REQUIRED TASK: Every line below that contains "title" is to be copied.

Extracts from a graphics dataset
=-=-=-=-=
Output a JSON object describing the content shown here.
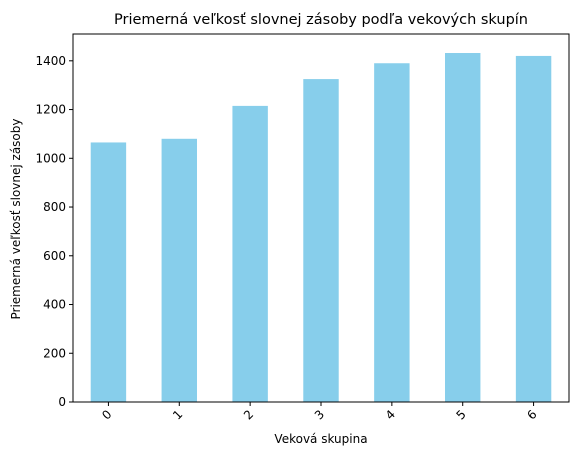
{
  "chart_data": {
    "type": "bar",
    "title": "Priemerná veľkosť slovnej zásoby podľa vekových skupín",
    "xlabel": "Veková skupina",
    "ylabel": "Priemerná veľkosť slovnej zásoby",
    "categories": [
      "0",
      "1",
      "2",
      "3",
      "4",
      "5",
      "6"
    ],
    "values": [
      1065,
      1080,
      1215,
      1325,
      1390,
      1432,
      1420
    ],
    "ylim": [
      0,
      1510
    ],
    "yticks": [
      0,
      200,
      400,
      600,
      800,
      1000,
      1200,
      1400
    ],
    "ytick_labels": [
      "0",
      "200",
      "400",
      "600",
      "800",
      "1000",
      "1200",
      "1400"
    ],
    "bar_color": "#87CEEB",
    "grid": false,
    "xtick_rotation": 45
  }
}
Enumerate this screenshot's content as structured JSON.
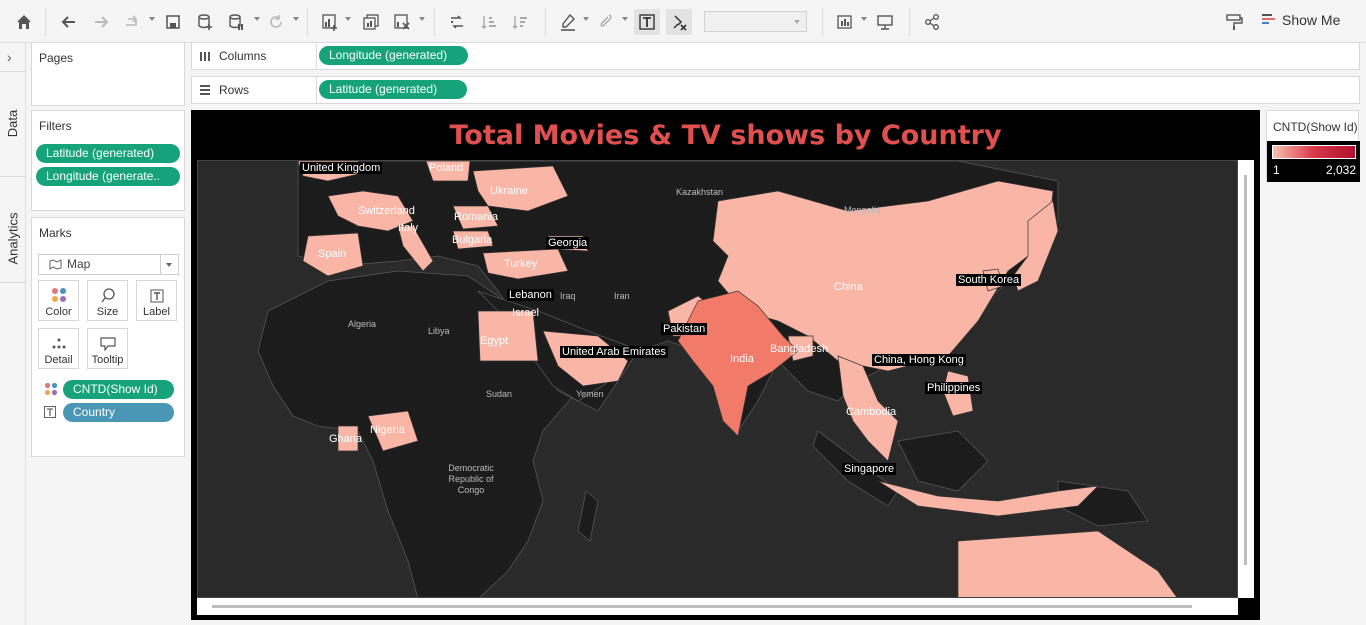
{
  "toolbar": {
    "show_me_label": "Show Me",
    "format_dropdown_value": "",
    "icons": [
      "home-icon",
      "undo-icon",
      "redo-icon",
      "replay-icon",
      "save-icon",
      "new-datasource-icon",
      "pause-updates-icon",
      "refresh-icon",
      "new-worksheet-icon",
      "duplicate-sheet-icon",
      "clear-sheet-icon",
      "swap-icon",
      "sort-ascending-icon",
      "sort-descending-icon",
      "highlight-icon",
      "group-icon",
      "show-labels-icon",
      "fix-axes-icon",
      "fit-icon",
      "presentation-icon",
      "share-icon",
      "format-painter-icon"
    ]
  },
  "side_tabs": {
    "data_label": "Data",
    "analytics_label": "Analytics"
  },
  "pages": {
    "title": "Pages"
  },
  "filters": {
    "title": "Filters",
    "items": [
      "Latitude (generated)",
      "Longitude (generate.."
    ]
  },
  "marks": {
    "title": "Marks",
    "type": "Map",
    "buttons": [
      "Color",
      "Size",
      "Label",
      "Detail",
      "Tooltip"
    ],
    "fields": [
      {
        "icon": "color-dots-icon",
        "label": "CNTD(Show Id)"
      },
      {
        "icon": "text-label-icon",
        "label": "Country"
      }
    ]
  },
  "shelves": {
    "columns_label": "Columns",
    "columns_pill": "Longitude (generated)",
    "rows_label": "Rows",
    "rows_pill": "Latitude (generated)"
  },
  "viz": {
    "title": "Total Movies & TV shows by Country",
    "labels": {
      "united_kingdom": "United Kingdom",
      "poland": "Poland",
      "ukraine": "Ukraine",
      "kazakhstan": "Kazakhstan",
      "mongolia": "Mongolia",
      "switzerland": "Switzerland",
      "romania": "Romania",
      "italy": "Italy",
      "bulgaria": "Bulgaria",
      "georgia": "Georgia",
      "spain": "Spain",
      "turkey": "Turkey",
      "china": "China",
      "south_korea": "South Korea",
      "lebanon": "Lebanon",
      "iraq": "Iraq",
      "iran": "Iran",
      "israel": "Israel",
      "algeria": "Algeria",
      "libya": "Libya",
      "egypt": "Egypt",
      "pakistan": "Pakistan",
      "uae": "United Arab Emirates",
      "india": "India",
      "bangladesh": "Bangladesh",
      "hong_kong": "China, Hong Kong",
      "philippines": "Philippines",
      "sudan": "Sudan",
      "yemen": "Yemen",
      "cambodia": "Cambodia",
      "nigeria": "Nigeria",
      "ghana": "Ghana",
      "drc": "Democratic Republic of Congo",
      "singapore": "Singapore"
    }
  },
  "legend": {
    "title": "CNTD(Show Id)",
    "min": "1",
    "max": "2,032",
    "colors": {
      "low": "#f8c0b0",
      "mid": "#d83a4a",
      "high": "#b0102f"
    }
  }
}
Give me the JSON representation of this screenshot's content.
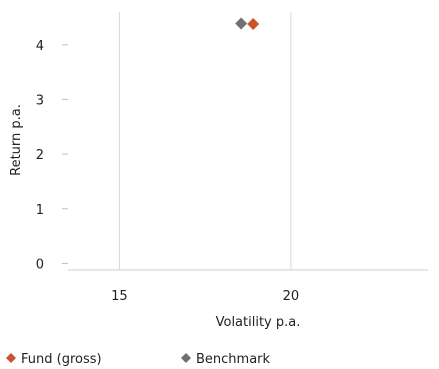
{
  "chart_data": {
    "type": "scatter",
    "xlabel": "Volatility p.a.",
    "ylabel": "Return p.a.",
    "xlim": [
      13.5,
      24.0
    ],
    "ylim": [
      -0.12,
      4.6
    ],
    "x_ticks": [
      15,
      20
    ],
    "y_ticks": [
      0,
      1,
      2,
      3,
      4
    ],
    "x_tick_labels": [
      "15",
      "20"
    ],
    "y_tick_labels": [
      "0",
      "1",
      "2",
      "3",
      "4"
    ],
    "grid": true,
    "legend_position": "bottom",
    "series": [
      {
        "name": "Fund (gross)",
        "color": "#c9542b",
        "marker": "diamond",
        "x": [
          18.9
        ],
        "y": [
          4.38
        ]
      },
      {
        "name": "Benchmark",
        "color": "#707070",
        "marker": "diamond",
        "x": [
          18.55
        ],
        "y": [
          4.39
        ]
      }
    ]
  }
}
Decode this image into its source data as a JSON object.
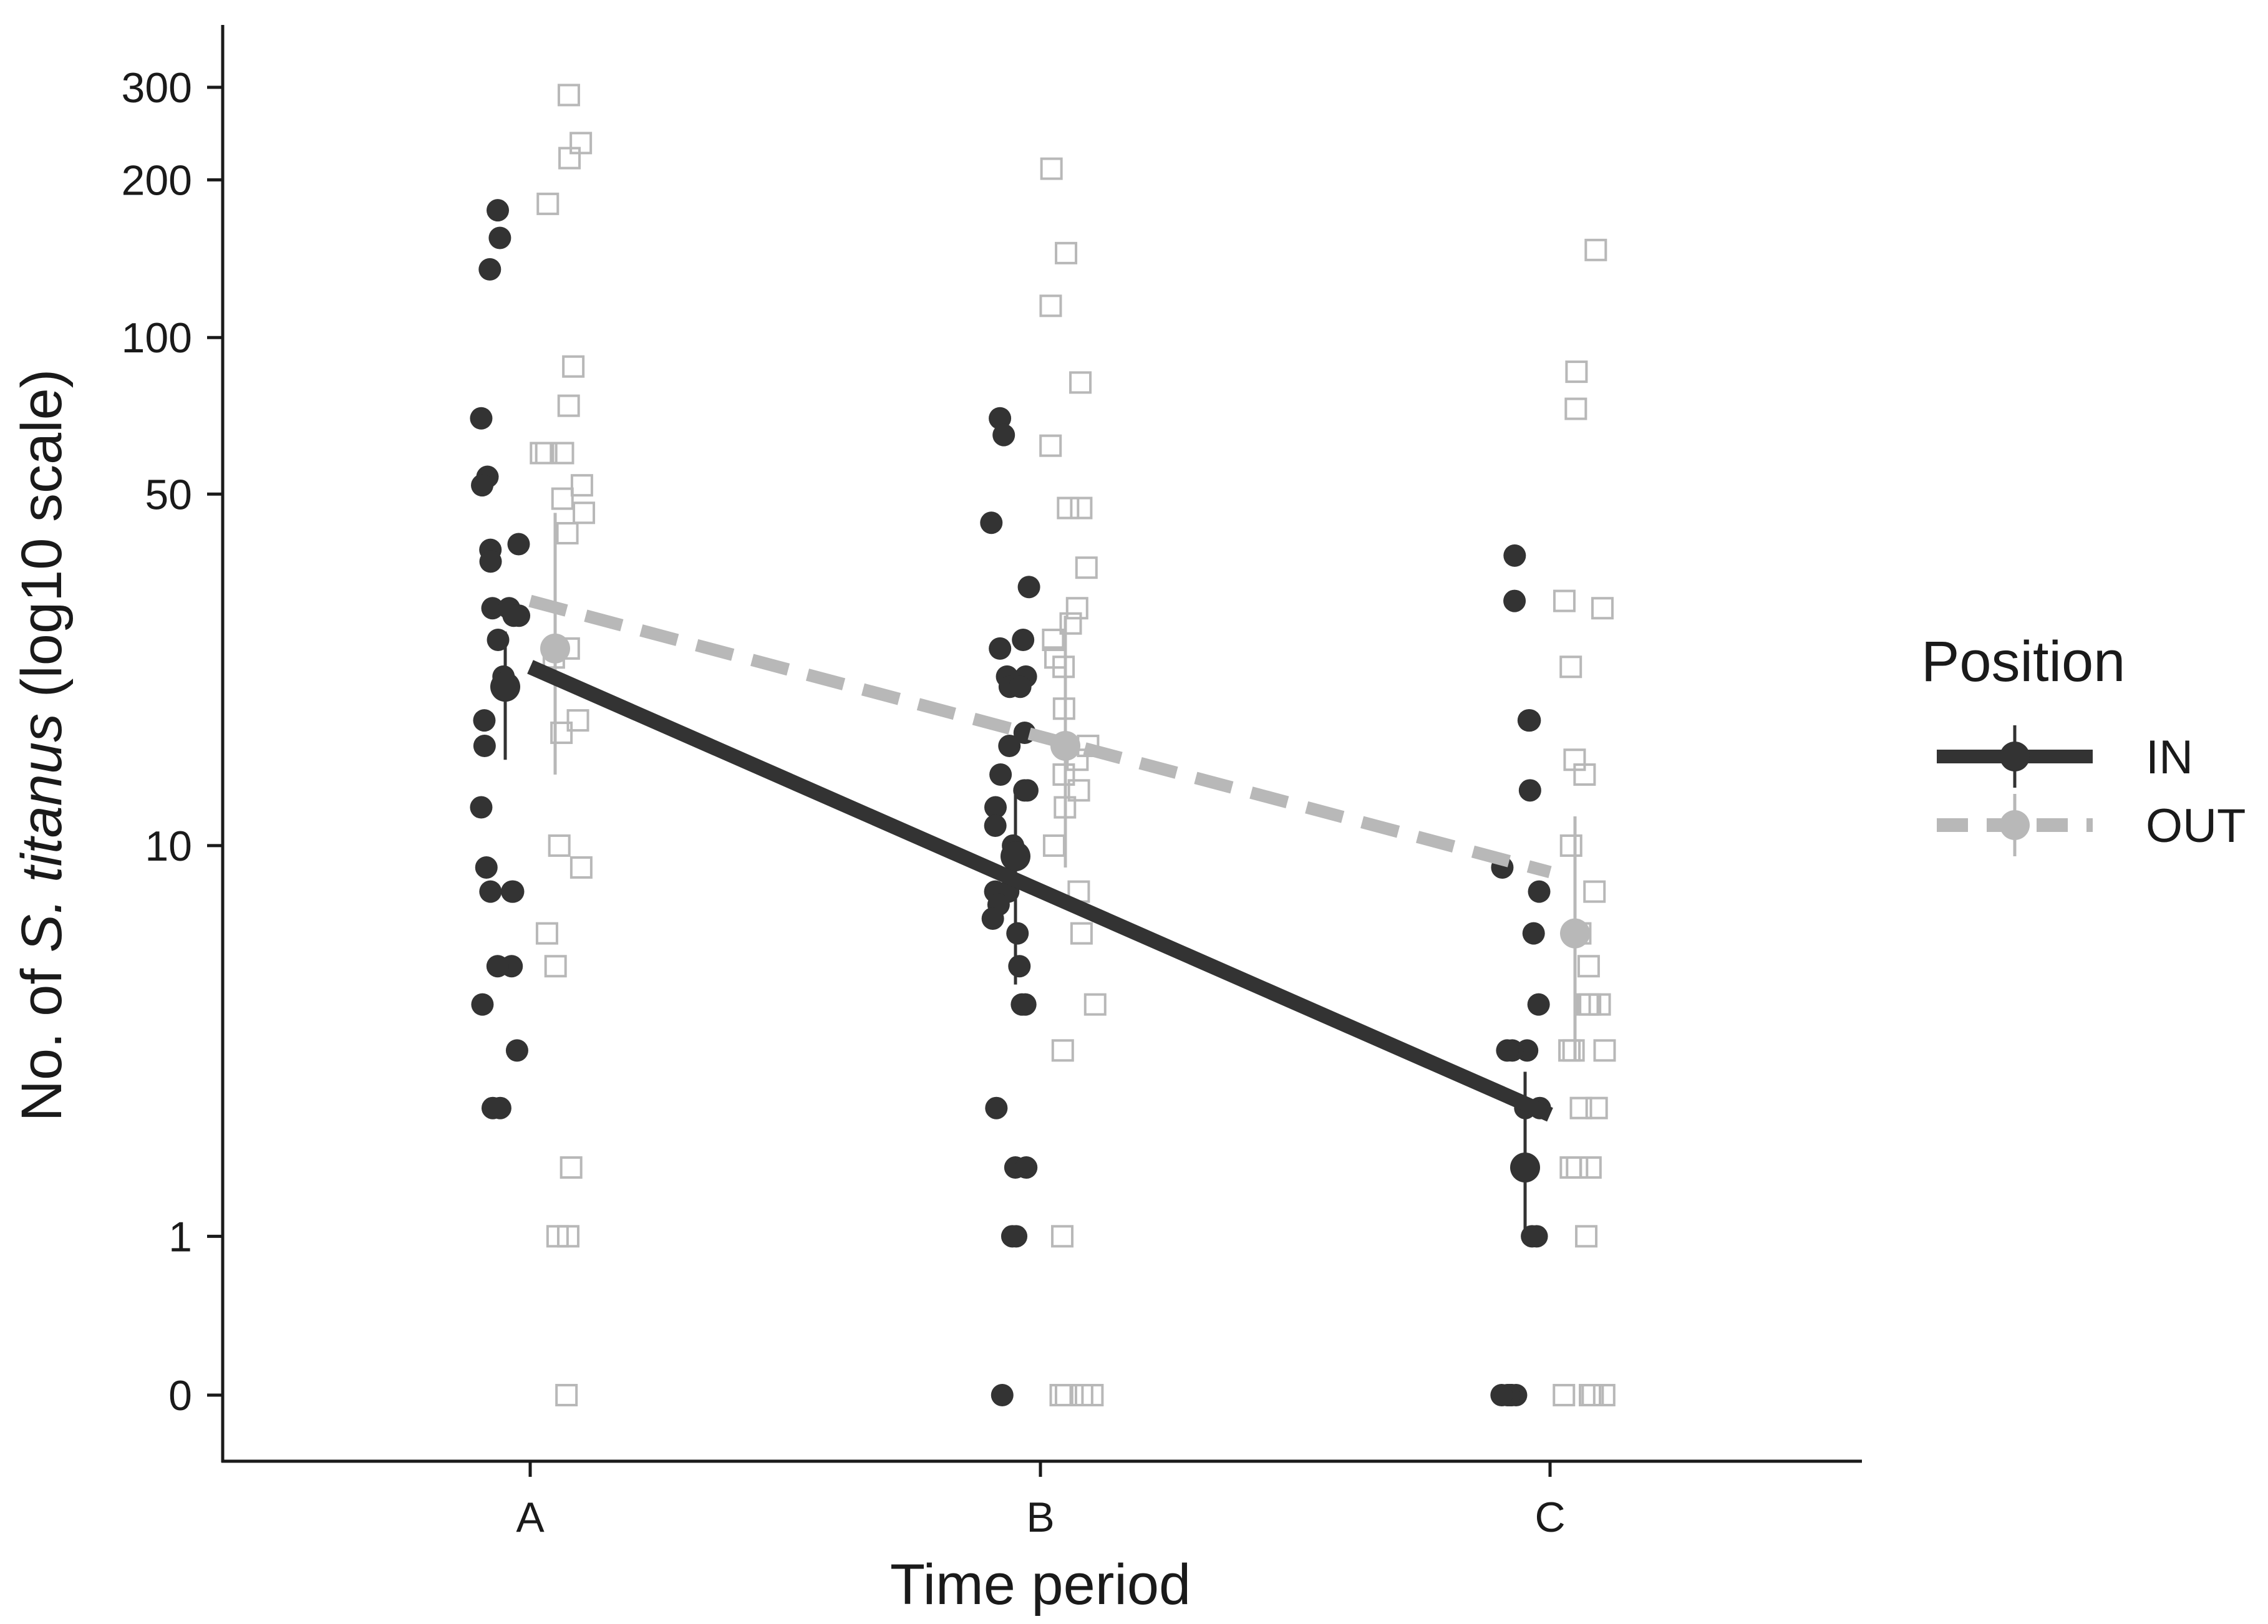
=-=-=-=-=
WORKED ANSWER:
    "title": "Priemerná veľkosť slovnej zásoby podľa vekových skupín",
    "title": "Pages"
    "title": "Filters",
    "title": "Marks",
    "title": "Total Movies & TV shows by Country",
    "title": "CNTD(Show Id)",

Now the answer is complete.